- _STATED TASK_
Scan the material for the word "distillée", and copy each line where it shows up.

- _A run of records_
_____

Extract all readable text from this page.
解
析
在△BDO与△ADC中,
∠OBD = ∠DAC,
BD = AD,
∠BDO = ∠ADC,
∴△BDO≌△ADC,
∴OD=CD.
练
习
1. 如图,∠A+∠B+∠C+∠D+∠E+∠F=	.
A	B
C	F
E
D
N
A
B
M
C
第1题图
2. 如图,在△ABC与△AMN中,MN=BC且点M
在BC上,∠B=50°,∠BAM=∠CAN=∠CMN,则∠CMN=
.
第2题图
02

_____

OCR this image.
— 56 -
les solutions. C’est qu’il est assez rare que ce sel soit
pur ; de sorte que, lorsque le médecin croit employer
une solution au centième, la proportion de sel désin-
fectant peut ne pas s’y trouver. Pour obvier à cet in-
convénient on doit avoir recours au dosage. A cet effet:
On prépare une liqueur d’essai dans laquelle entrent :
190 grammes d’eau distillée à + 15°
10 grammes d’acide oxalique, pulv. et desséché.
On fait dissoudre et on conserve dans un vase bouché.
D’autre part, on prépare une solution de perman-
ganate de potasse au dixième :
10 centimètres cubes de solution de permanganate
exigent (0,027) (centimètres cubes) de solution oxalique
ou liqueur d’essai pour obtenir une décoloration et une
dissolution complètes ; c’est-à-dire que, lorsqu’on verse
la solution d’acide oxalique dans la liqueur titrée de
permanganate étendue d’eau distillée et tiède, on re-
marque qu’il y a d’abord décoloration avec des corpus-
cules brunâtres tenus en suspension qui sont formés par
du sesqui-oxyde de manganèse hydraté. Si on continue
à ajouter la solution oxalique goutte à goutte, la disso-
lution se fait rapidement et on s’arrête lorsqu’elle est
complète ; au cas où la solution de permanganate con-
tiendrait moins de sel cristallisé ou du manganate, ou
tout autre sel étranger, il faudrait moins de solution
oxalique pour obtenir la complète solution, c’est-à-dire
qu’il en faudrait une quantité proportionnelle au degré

_____

- _ANSWER TO THIS PROBLEM_
190 grammes d’eau distillée à + 15°
permanganate étendue d’eau distillée et tiède, on re-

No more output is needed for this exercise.